What is expected:
Extract all lines in the data that contain the word "dash".

Data to process:

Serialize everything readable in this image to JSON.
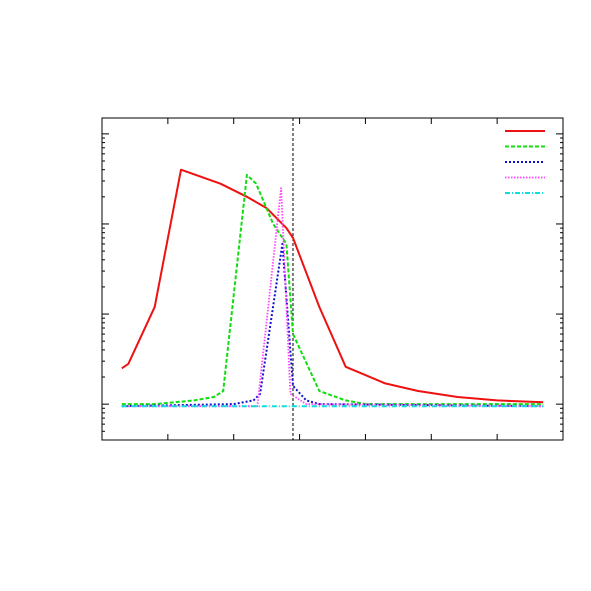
{
  "chart_data": {
    "type": "line",
    "title": "",
    "xlabel": "",
    "ylabel": "",
    "y_scale": "log",
    "xlim": [
      0,
      35
    ],
    "ylim": [
      0.0004,
      1.5
    ],
    "grid": false,
    "legend": "top-right",
    "vertical_marker_x": 14.5,
    "series": [
      {
        "color": "#ee1111",
        "dash": "solid",
        "points": [
          [
            1.5,
            0.0025
          ],
          [
            2,
            0.0028
          ],
          [
            4,
            0.012
          ],
          [
            6,
            0.4
          ],
          [
            9,
            0.28
          ],
          [
            11,
            0.2
          ],
          [
            12.5,
            0.15
          ],
          [
            14,
            0.09
          ],
          [
            14.5,
            0.07
          ],
          [
            16.5,
            0.012
          ],
          [
            18.5,
            0.0026
          ],
          [
            20,
            0.0021
          ],
          [
            21.5,
            0.0017
          ],
          [
            24,
            0.0014
          ],
          [
            27,
            0.0012
          ],
          [
            30,
            0.0011
          ],
          [
            33.5,
            0.00105
          ]
        ]
      },
      {
        "color": "#11dd11",
        "dash": "dashed",
        "points": [
          [
            1.5,
            0.001
          ],
          [
            4,
            0.001
          ],
          [
            7,
            0.0011
          ],
          [
            8.5,
            0.0012
          ],
          [
            9.2,
            0.0014
          ],
          [
            11,
            0.35
          ],
          [
            11.7,
            0.28
          ],
          [
            13,
            0.1
          ],
          [
            14,
            0.06
          ],
          [
            14.5,
            0.006
          ],
          [
            16.5,
            0.0014
          ],
          [
            18.5,
            0.0011
          ],
          [
            20,
            0.001
          ],
          [
            33.5,
            0.001
          ]
        ]
      },
      {
        "color": "#1111cc",
        "dash": "dotted",
        "points": [
          [
            1.5,
            0.00095
          ],
          [
            10,
            0.001
          ],
          [
            11.5,
            0.0011
          ],
          [
            12,
            0.0013
          ],
          [
            13.7,
            0.06
          ],
          [
            14.5,
            0.0016
          ],
          [
            15.5,
            0.0011
          ],
          [
            16.5,
            0.001
          ],
          [
            33.5,
            0.00095
          ]
        ]
      },
      {
        "color": "#ff44ff",
        "dash": "dotted-fine",
        "points": [
          [
            1.5,
            0.00095
          ],
          [
            11.8,
            0.00095
          ],
          [
            13.6,
            0.25
          ],
          [
            14.3,
            0.0013
          ],
          [
            15.5,
            0.001
          ],
          [
            33.5,
            0.00095
          ]
        ]
      },
      {
        "color": "#11dddd",
        "dash": "dashdot",
        "points": [
          [
            1.5,
            0.00095
          ],
          [
            33.5,
            0.00095
          ]
        ]
      }
    ]
  }
}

Final answer:
        "dash": "solid",
        "dash": "dashed",
        "dash": "dotted",
        "dash": "dotted-fine",
        "dash": "dashdot",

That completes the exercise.